On Fri, 5 Feb 2016 09:43:28 -0700, Phil Steitz wrote:
On 2/5/16 8:29 AM, Gilles wrote:
Hi.
What can I expect from drawing N "int" values from a (supposedly)
uniformly random number generator?
In fact, I'm wondering about a valid test condition that all the
samples are different.
Alternatively, how many times one should have to draw a set of N
samples so that at least one set contains samples that are all
different?
If there are p values (i.e, the sampling is from S = {0, ...,
p-1}), then the probability that n values in a sequence are all
distinct is p* = (p!/(p - n)!) / p^n.
Hmm... Since I would like to test "nextInt()"; it looks like
I'll have some trouble with p == 2^32 ...
Not to speak of "nextLong()".
A way out with "Gamma" (?), perhaps?
........
WHAT THIS TASK INVOLVES: Translate this sentence from the exchange on random number sampling into French: "In fact, I'm wondering about a valid test condition that all the samples are different."

COLLECTED MATERIAL:
........
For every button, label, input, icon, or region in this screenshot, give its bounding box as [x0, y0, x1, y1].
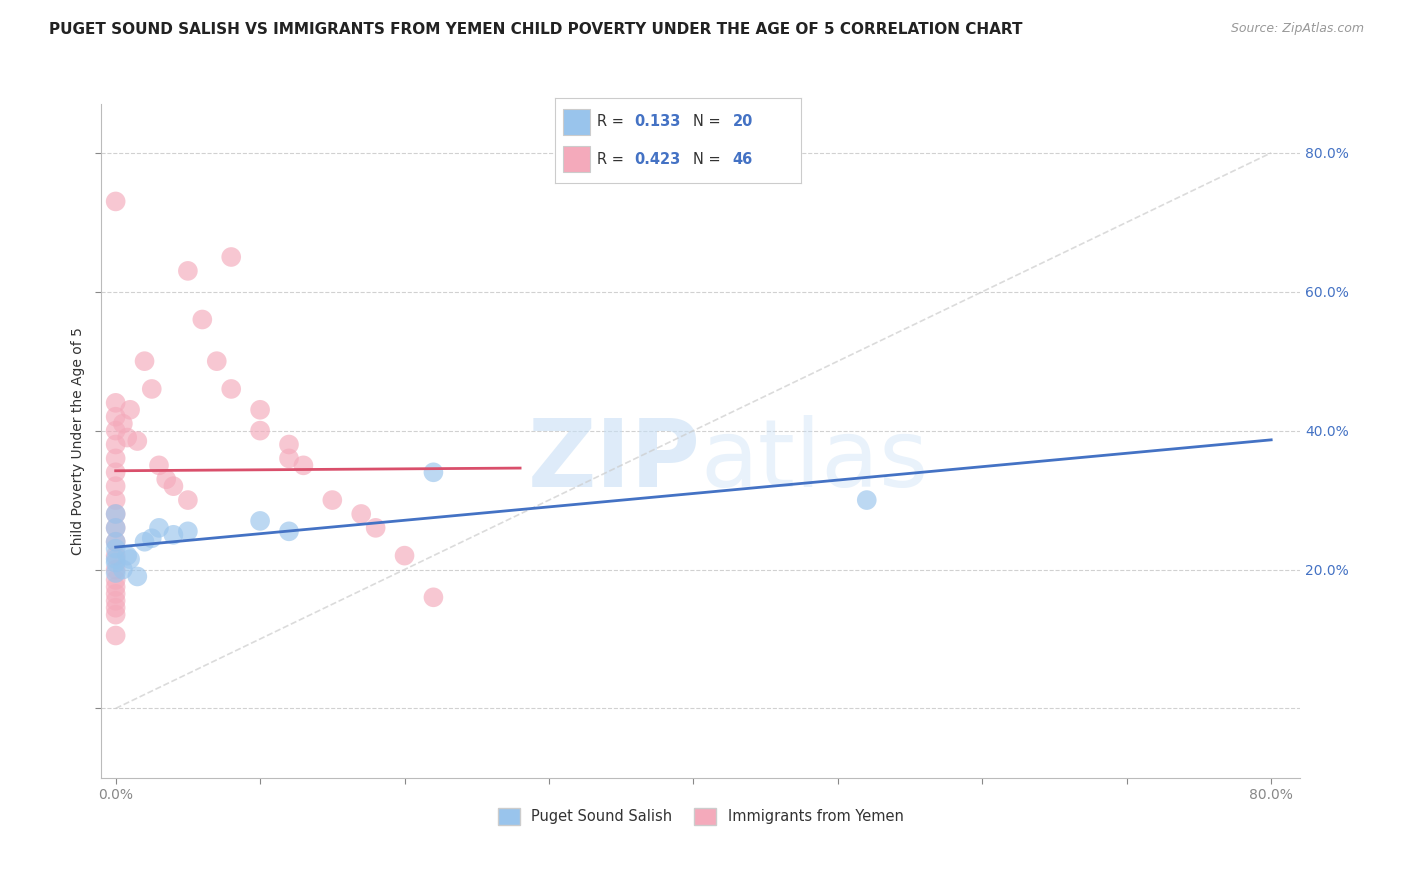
........
ANSWER IN FULL: En fait, je m'interroge sur une condition de test valide selon laquelle tous les échantillons sont différents.